─── GIVEN RECORDS ───

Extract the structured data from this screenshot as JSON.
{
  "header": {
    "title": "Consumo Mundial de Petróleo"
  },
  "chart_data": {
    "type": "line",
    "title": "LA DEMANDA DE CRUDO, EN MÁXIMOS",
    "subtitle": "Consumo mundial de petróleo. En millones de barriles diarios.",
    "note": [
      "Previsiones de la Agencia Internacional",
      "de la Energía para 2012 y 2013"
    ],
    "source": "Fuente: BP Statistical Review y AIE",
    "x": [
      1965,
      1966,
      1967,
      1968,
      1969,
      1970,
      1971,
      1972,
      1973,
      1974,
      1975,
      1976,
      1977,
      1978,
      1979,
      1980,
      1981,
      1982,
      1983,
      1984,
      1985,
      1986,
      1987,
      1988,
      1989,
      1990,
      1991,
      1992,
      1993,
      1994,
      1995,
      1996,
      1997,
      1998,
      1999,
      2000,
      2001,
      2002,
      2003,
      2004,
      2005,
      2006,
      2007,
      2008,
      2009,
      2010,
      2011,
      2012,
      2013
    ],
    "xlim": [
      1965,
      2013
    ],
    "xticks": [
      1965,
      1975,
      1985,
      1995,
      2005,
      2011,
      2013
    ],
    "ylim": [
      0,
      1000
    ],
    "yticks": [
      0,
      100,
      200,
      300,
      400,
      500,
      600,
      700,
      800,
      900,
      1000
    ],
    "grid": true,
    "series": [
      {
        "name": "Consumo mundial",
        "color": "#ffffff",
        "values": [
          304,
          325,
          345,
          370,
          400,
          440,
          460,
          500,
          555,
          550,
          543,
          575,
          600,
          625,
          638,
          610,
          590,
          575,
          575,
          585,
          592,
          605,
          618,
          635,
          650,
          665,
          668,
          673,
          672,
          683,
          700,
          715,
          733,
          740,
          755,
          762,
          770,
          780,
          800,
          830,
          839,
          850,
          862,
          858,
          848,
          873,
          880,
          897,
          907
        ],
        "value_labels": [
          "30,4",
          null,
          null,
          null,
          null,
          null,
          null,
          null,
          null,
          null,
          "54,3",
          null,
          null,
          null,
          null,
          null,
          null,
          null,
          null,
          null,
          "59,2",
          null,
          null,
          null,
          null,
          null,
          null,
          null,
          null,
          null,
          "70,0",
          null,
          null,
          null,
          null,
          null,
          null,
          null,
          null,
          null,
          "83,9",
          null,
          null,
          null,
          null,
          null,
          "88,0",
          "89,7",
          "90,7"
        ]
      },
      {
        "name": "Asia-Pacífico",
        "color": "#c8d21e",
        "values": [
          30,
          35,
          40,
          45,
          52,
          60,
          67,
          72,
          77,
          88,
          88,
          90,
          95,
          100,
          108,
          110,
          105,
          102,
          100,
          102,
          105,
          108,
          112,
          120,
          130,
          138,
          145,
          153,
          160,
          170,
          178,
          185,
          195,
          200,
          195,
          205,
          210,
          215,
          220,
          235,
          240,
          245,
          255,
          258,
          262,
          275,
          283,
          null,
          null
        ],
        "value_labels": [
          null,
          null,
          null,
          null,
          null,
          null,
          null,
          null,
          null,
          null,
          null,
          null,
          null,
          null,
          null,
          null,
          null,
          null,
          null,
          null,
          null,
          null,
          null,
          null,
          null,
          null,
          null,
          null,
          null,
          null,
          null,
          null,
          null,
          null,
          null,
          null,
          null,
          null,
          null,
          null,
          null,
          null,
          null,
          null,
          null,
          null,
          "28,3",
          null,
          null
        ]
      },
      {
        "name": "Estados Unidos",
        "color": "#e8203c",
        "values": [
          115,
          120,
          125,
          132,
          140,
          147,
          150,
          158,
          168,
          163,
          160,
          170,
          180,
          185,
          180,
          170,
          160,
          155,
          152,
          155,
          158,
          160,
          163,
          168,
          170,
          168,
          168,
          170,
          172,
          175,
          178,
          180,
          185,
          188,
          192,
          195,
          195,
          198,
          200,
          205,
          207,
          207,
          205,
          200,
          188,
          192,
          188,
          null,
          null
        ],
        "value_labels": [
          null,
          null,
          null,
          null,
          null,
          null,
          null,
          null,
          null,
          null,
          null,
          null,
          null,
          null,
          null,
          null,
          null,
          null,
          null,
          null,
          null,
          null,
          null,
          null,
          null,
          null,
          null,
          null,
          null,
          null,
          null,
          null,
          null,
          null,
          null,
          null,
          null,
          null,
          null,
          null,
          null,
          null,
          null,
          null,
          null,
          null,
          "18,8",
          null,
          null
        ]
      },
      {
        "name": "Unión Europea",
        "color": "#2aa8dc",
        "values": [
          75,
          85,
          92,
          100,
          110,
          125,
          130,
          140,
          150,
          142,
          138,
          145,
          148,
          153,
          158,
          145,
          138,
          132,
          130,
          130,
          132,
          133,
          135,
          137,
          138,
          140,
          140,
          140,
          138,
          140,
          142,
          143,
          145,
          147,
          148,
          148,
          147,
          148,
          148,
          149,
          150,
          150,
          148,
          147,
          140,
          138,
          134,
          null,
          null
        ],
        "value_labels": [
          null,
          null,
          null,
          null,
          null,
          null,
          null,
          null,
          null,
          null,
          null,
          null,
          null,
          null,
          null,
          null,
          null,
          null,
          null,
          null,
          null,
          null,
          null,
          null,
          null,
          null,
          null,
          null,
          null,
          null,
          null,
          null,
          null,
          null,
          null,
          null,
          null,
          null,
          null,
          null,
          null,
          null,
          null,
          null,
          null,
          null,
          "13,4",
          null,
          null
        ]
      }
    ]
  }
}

───

§ **DIRECTION**: Output every line above without altering anything.

§ **WRITTEN ANSWER**:
Extract the structured data from this screenshot as JSON.
{
  "header": {
    "title": "Consumo Mundial de Petróleo"
  },
  "chart_data": {
    "type": "line",
    "title": "LA DEMANDA DE CRUDO, EN MÁXIMOS",
    "subtitle": "Consumo mundial de petróleo. En millones de barriles diarios.",
    "note": [
      "Previsiones de la Agencia Internacional",
      "de la Energía para 2012 y 2013"
    ],
    "source": "Fuente: BP Statistical Review y AIE",
    "x": [
      1965,
      1966,
      1967,
      1968,
      1969,
      1970,
      1971,
      1972,
      1973,
      1974,
      1975,
      1976,
      1977,
      1978,
      1979,
      1980,
      1981,
      1982,
      1983,
      1984,
      1985,
      1986,
      1987,
      1988,
      1989,
      1990,
      1991,
      1992,
      1993,
      1994,
      1995,
      1996,
      1997,
      1998,
      1999,
      2000,
      2001,
      2002,
      2003,
      2004,
      2005,
      2006,
      2007,
      2008,
      2009,
      2010,
      2011,
      2012,
      2013
    ],
    "xlim": [
      1965,
      2013
    ],
    "xticks": [
      1965,
      1975,
      1985,
      1995,
      2005,
      2011,
      2013
    ],
    "ylim": [
      0,
      1000
    ],
    "yticks": [
      0,
      100,
      200,
      300,
      400,
      500,
      600,
      700,
      800,
      900,
      1000
    ],
    "grid": true,
    "series": [
      {
        "name": "Consumo mundial",
        "color": "#ffffff",
        "values": [
          304,
          325,
          345,
          370,
          400,
          440,
          460,
          500,
          555,
          550,
          543,
          575,
          600,
          625,
          638,
          610,
          590,
          575,
          575,
          585,
          592,
          605,
          618,
          635,
          650,
          665,
          668,
          673,
          672,
          683,
          700,
          715,
          733,
          740,
          755,
          762,
          770,
          780,
          800,
          830,
          839,
          850,
          862,
          858,
          848,
          873,
          880,
          897,
          907
        ],
        "value_labels": [
          "30,4",
          null,
          null,
          null,
          null,
          null,
          null,
          null,
          null,
          null,
          "54,3",
          null,
          null,
          null,
          null,
          null,
          null,
          null,
          null,
          null,
          "59,2",
          null,
          null,
          null,
          null,
          null,
          null,
          null,
          null,
          null,
          "70,0",
          null,
          null,
          null,
          null,
          null,
          null,
          null,
          null,
          null,
          "83,9",
          null,
          null,
          null,
          null,
          null,
          "88,0",
          "89,7",
          "90,7"
        ]
      },
      {
        "name": "Asia-Pacífico",
        "color": "#c8d21e",
        "values": [
          30,
          35,
          40,
          45,
          52,
          60,
          67,
          72,
          77,
          88,
          88,
          90,
          95,
          100,
          108,
          110,
          105,
          102,
          100,
          102,
          105,
          108,
          112,
          120,
          130,
          138,
          145,
          153,
          160,
          170,
          178,
          185,
          195,
          200,
          195,
          205,
          210,
          215,
          220,
          235,
          240,
          245,
          255,
          258,
          262,
          275,
          283,
          null,
          null
        ],
        "value_labels": [
          null,
          null,
          null,
          null,
          null,
          null,
          null,
          null,
          null,
          null,
          null,
          null,
          null,
          null,
          null,
          null,
          null,
          null,
          null,
          null,
          null,
          null,
          null,
          null,
          null,
          null,
          null,
          null,
          null,
          null,
          null,
          null,
          null,
          null,
          null,
          null,
          null,
          null,
          null,
          null,
          null,
          null,
          null,
          null,
          null,
          null,
          "28,3",
          null,
          null
        ]
      },
      {
        "name": "Estados Unidos",
        "color": "#e8203c",
        "values": [
          115,
          120,
          125,
          132,
          140,
          147,
          150,
          158,
          168,
          163,
          160,
          170,
          180,
          185,
          180,
          170,
          160,
          155,
          152,
          155,
          158,
          160,
          163,
          168,
          170,
          168,
          168,
          170,
          172,
          175,
          178,
          180,
          185,
          188,
          192,
          195,
          195,
          198,
          200,
          205,
          207,
          207,
          205,
          200,
          188,
          192,
          188,
          null,
          null
        ],
        "value_labels": [
          null,
          null,
          null,
          null,
          null,
          null,
          null,
          null,
          null,
          null,
          null,
          null,
          null,
          null,
          null,
          null,
          null,
          null,
          null,
          null,
          null,
          null,
          null,
          null,
          null,
          null,
          null,
          null,
          null,
          null,
          null,
          null,
          null,
          null,
          null,
          null,
          null,
          null,
          null,
          null,
          null,
          null,
          null,
          null,
          null,
          null,
          "18,8",
          null,
          null
        ]
      },
      {
        "name": "Unión Europea",
        "color": "#2aa8dc",
        "values": [
          75,
          85,
          92,
          100,
          110,
          125,
          130,
          140,
          150,
          142,
          138,
          145,
          148,
          153,
          158,
          145,
          138,
          132,
          130,
          130,
          132,
          133,
          135,
          137,
          138,
          140,
          140,
          140,
          138,
          140,
          142,
          143,
          145,
          147,
          148,
          148,
          147,
          148,
          148,
          149,
          150,
          150,
          148,
          147,
          140,
          138,
          134,
          null,
          null
        ],
        "value_labels": [
          null,
          null,
          null,
          null,
          null,
          null,
          null,
          null,
          null,
          null,
          null,
          null,
          null,
          null,
          null,
          null,
          null,
          null,
          null,
          null,
          null,
          null,
          null,
          null,
          null,
          null,
          null,
          null,
          null,
          null,
          null,
          null,
          null,
          null,
          null,
          null,
          null,
          null,
          null,
          null,
          null,
          null,
          null,
          null,
          null,
          null,
          "13,4",
          null,
          null
        ]
      }
    ]
  }
}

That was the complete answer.